Each entry here needs to be set down again exactly, please; pictures are left out.

* _THE INPUT_

▽

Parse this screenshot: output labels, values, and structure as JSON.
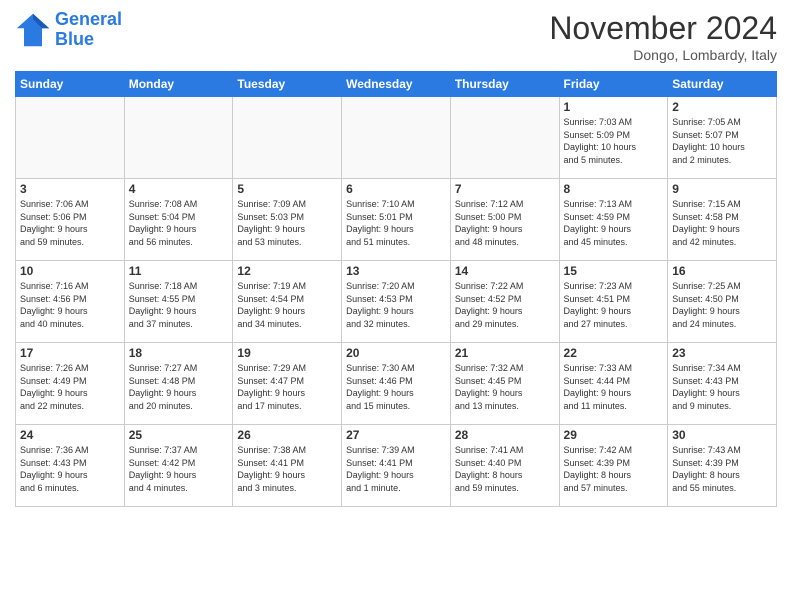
{
  "logo": {
    "line1": "General",
    "line2": "Blue"
  },
  "title": "November 2024",
  "location": "Dongo, Lombardy, Italy",
  "weekdays": [
    "Sunday",
    "Monday",
    "Tuesday",
    "Wednesday",
    "Thursday",
    "Friday",
    "Saturday"
  ],
  "weeks": [
    [
      {
        "day": "",
        "info": ""
      },
      {
        "day": "",
        "info": ""
      },
      {
        "day": "",
        "info": ""
      },
      {
        "day": "",
        "info": ""
      },
      {
        "day": "",
        "info": ""
      },
      {
        "day": "1",
        "info": "Sunrise: 7:03 AM\nSunset: 5:09 PM\nDaylight: 10 hours\nand 5 minutes."
      },
      {
        "day": "2",
        "info": "Sunrise: 7:05 AM\nSunset: 5:07 PM\nDaylight: 10 hours\nand 2 minutes."
      }
    ],
    [
      {
        "day": "3",
        "info": "Sunrise: 7:06 AM\nSunset: 5:06 PM\nDaylight: 9 hours\nand 59 minutes."
      },
      {
        "day": "4",
        "info": "Sunrise: 7:08 AM\nSunset: 5:04 PM\nDaylight: 9 hours\nand 56 minutes."
      },
      {
        "day": "5",
        "info": "Sunrise: 7:09 AM\nSunset: 5:03 PM\nDaylight: 9 hours\nand 53 minutes."
      },
      {
        "day": "6",
        "info": "Sunrise: 7:10 AM\nSunset: 5:01 PM\nDaylight: 9 hours\nand 51 minutes."
      },
      {
        "day": "7",
        "info": "Sunrise: 7:12 AM\nSunset: 5:00 PM\nDaylight: 9 hours\nand 48 minutes."
      },
      {
        "day": "8",
        "info": "Sunrise: 7:13 AM\nSunset: 4:59 PM\nDaylight: 9 hours\nand 45 minutes."
      },
      {
        "day": "9",
        "info": "Sunrise: 7:15 AM\nSunset: 4:58 PM\nDaylight: 9 hours\nand 42 minutes."
      }
    ],
    [
      {
        "day": "10",
        "info": "Sunrise: 7:16 AM\nSunset: 4:56 PM\nDaylight: 9 hours\nand 40 minutes."
      },
      {
        "day": "11",
        "info": "Sunrise: 7:18 AM\nSunset: 4:55 PM\nDaylight: 9 hours\nand 37 minutes."
      },
      {
        "day": "12",
        "info": "Sunrise: 7:19 AM\nSunset: 4:54 PM\nDaylight: 9 hours\nand 34 minutes."
      },
      {
        "day": "13",
        "info": "Sunrise: 7:20 AM\nSunset: 4:53 PM\nDaylight: 9 hours\nand 32 minutes."
      },
      {
        "day": "14",
        "info": "Sunrise: 7:22 AM\nSunset: 4:52 PM\nDaylight: 9 hours\nand 29 minutes."
      },
      {
        "day": "15",
        "info": "Sunrise: 7:23 AM\nSunset: 4:51 PM\nDaylight: 9 hours\nand 27 minutes."
      },
      {
        "day": "16",
        "info": "Sunrise: 7:25 AM\nSunset: 4:50 PM\nDaylight: 9 hours\nand 24 minutes."
      }
    ],
    [
      {
        "day": "17",
        "info": "Sunrise: 7:26 AM\nSunset: 4:49 PM\nDaylight: 9 hours\nand 22 minutes."
      },
      {
        "day": "18",
        "info": "Sunrise: 7:27 AM\nSunset: 4:48 PM\nDaylight: 9 hours\nand 20 minutes."
      },
      {
        "day": "19",
        "info": "Sunrise: 7:29 AM\nSunset: 4:47 PM\nDaylight: 9 hours\nand 17 minutes."
      },
      {
        "day": "20",
        "info": "Sunrise: 7:30 AM\nSunset: 4:46 PM\nDaylight: 9 hours\nand 15 minutes."
      },
      {
        "day": "21",
        "info": "Sunrise: 7:32 AM\nSunset: 4:45 PM\nDaylight: 9 hours\nand 13 minutes."
      },
      {
        "day": "22",
        "info": "Sunrise: 7:33 AM\nSunset: 4:44 PM\nDaylight: 9 hours\nand 11 minutes."
      },
      {
        "day": "23",
        "info": "Sunrise: 7:34 AM\nSunset: 4:43 PM\nDaylight: 9 hours\nand 9 minutes."
      }
    ],
    [
      {
        "day": "24",
        "info": "Sunrise: 7:36 AM\nSunset: 4:43 PM\nDaylight: 9 hours\nand 6 minutes."
      },
      {
        "day": "25",
        "info": "Sunrise: 7:37 AM\nSunset: 4:42 PM\nDaylight: 9 hours\nand 4 minutes."
      },
      {
        "day": "26",
        "info": "Sunrise: 7:38 AM\nSunset: 4:41 PM\nDaylight: 9 hours\nand 3 minutes."
      },
      {
        "day": "27",
        "info": "Sunrise: 7:39 AM\nSunset: 4:41 PM\nDaylight: 9 hours\nand 1 minute."
      },
      {
        "day": "28",
        "info": "Sunrise: 7:41 AM\nSunset: 4:40 PM\nDaylight: 8 hours\nand 59 minutes."
      },
      {
        "day": "29",
        "info": "Sunrise: 7:42 AM\nSunset: 4:39 PM\nDaylight: 8 hours\nand 57 minutes."
      },
      {
        "day": "30",
        "info": "Sunrise: 7:43 AM\nSunset: 4:39 PM\nDaylight: 8 hours\nand 55 minutes."
      }
    ]
  ]
}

△

* _EXERCISE ANSWER_
Parse this screenshot: output labels, values, and structure as JSON.
{
  "logo": {
    "line1": "General",
    "line2": "Blue"
  },
  "title": "November 2024",
  "location": "Dongo, Lombardy, Italy",
  "weekdays": [
    "Sunday",
    "Monday",
    "Tuesday",
    "Wednesday",
    "Thursday",
    "Friday",
    "Saturday"
  ],
  "weeks": [
    [
      {
        "day": "",
        "info": ""
      },
      {
        "day": "",
        "info": ""
      },
      {
        "day": "",
        "info": ""
      },
      {
        "day": "",
        "info": ""
      },
      {
        "day": "",
        "info": ""
      },
      {
        "day": "1",
        "info": "Sunrise: 7:03 AM\nSunset: 5:09 PM\nDaylight: 10 hours\nand 5 minutes."
      },
      {
        "day": "2",
        "info": "Sunrise: 7:05 AM\nSunset: 5:07 PM\nDaylight: 10 hours\nand 2 minutes."
      }
    ],
    [
      {
        "day": "3",
        "info": "Sunrise: 7:06 AM\nSunset: 5:06 PM\nDaylight: 9 hours\nand 59 minutes."
      },
      {
        "day": "4",
        "info": "Sunrise: 7:08 AM\nSunset: 5:04 PM\nDaylight: 9 hours\nand 56 minutes."
      },
      {
        "day": "5",
        "info": "Sunrise: 7:09 AM\nSunset: 5:03 PM\nDaylight: 9 hours\nand 53 minutes."
      },
      {
        "day": "6",
        "info": "Sunrise: 7:10 AM\nSunset: 5:01 PM\nDaylight: 9 hours\nand 51 minutes."
      },
      {
        "day": "7",
        "info": "Sunrise: 7:12 AM\nSunset: 5:00 PM\nDaylight: 9 hours\nand 48 minutes."
      },
      {
        "day": "8",
        "info": "Sunrise: 7:13 AM\nSunset: 4:59 PM\nDaylight: 9 hours\nand 45 minutes."
      },
      {
        "day": "9",
        "info": "Sunrise: 7:15 AM\nSunset: 4:58 PM\nDaylight: 9 hours\nand 42 minutes."
      }
    ],
    [
      {
        "day": "10",
        "info": "Sunrise: 7:16 AM\nSunset: 4:56 PM\nDaylight: 9 hours\nand 40 minutes."
      },
      {
        "day": "11",
        "info": "Sunrise: 7:18 AM\nSunset: 4:55 PM\nDaylight: 9 hours\nand 37 minutes."
      },
      {
        "day": "12",
        "info": "Sunrise: 7:19 AM\nSunset: 4:54 PM\nDaylight: 9 hours\nand 34 minutes."
      },
      {
        "day": "13",
        "info": "Sunrise: 7:20 AM\nSunset: 4:53 PM\nDaylight: 9 hours\nand 32 minutes."
      },
      {
        "day": "14",
        "info": "Sunrise: 7:22 AM\nSunset: 4:52 PM\nDaylight: 9 hours\nand 29 minutes."
      },
      {
        "day": "15",
        "info": "Sunrise: 7:23 AM\nSunset: 4:51 PM\nDaylight: 9 hours\nand 27 minutes."
      },
      {
        "day": "16",
        "info": "Sunrise: 7:25 AM\nSunset: 4:50 PM\nDaylight: 9 hours\nand 24 minutes."
      }
    ],
    [
      {
        "day": "17",
        "info": "Sunrise: 7:26 AM\nSunset: 4:49 PM\nDaylight: 9 hours\nand 22 minutes."
      },
      {
        "day": "18",
        "info": "Sunrise: 7:27 AM\nSunset: 4:48 PM\nDaylight: 9 hours\nand 20 minutes."
      },
      {
        "day": "19",
        "info": "Sunrise: 7:29 AM\nSunset: 4:47 PM\nDaylight: 9 hours\nand 17 minutes."
      },
      {
        "day": "20",
        "info": "Sunrise: 7:30 AM\nSunset: 4:46 PM\nDaylight: 9 hours\nand 15 minutes."
      },
      {
        "day": "21",
        "info": "Sunrise: 7:32 AM\nSunset: 4:45 PM\nDaylight: 9 hours\nand 13 minutes."
      },
      {
        "day": "22",
        "info": "Sunrise: 7:33 AM\nSunset: 4:44 PM\nDaylight: 9 hours\nand 11 minutes."
      },
      {
        "day": "23",
        "info": "Sunrise: 7:34 AM\nSunset: 4:43 PM\nDaylight: 9 hours\nand 9 minutes."
      }
    ],
    [
      {
        "day": "24",
        "info": "Sunrise: 7:36 AM\nSunset: 4:43 PM\nDaylight: 9 hours\nand 6 minutes."
      },
      {
        "day": "25",
        "info": "Sunrise: 7:37 AM\nSunset: 4:42 PM\nDaylight: 9 hours\nand 4 minutes."
      },
      {
        "day": "26",
        "info": "Sunrise: 7:38 AM\nSunset: 4:41 PM\nDaylight: 9 hours\nand 3 minutes."
      },
      {
        "day": "27",
        "info": "Sunrise: 7:39 AM\nSunset: 4:41 PM\nDaylight: 9 hours\nand 1 minute."
      },
      {
        "day": "28",
        "info": "Sunrise: 7:41 AM\nSunset: 4:40 PM\nDaylight: 8 hours\nand 59 minutes."
      },
      {
        "day": "29",
        "info": "Sunrise: 7:42 AM\nSunset: 4:39 PM\nDaylight: 8 hours\nand 57 minutes."
      },
      {
        "day": "30",
        "info": "Sunrise: 7:43 AM\nSunset: 4:39 PM\nDaylight: 8 hours\nand 55 minutes."
      }
    ]
  ]
}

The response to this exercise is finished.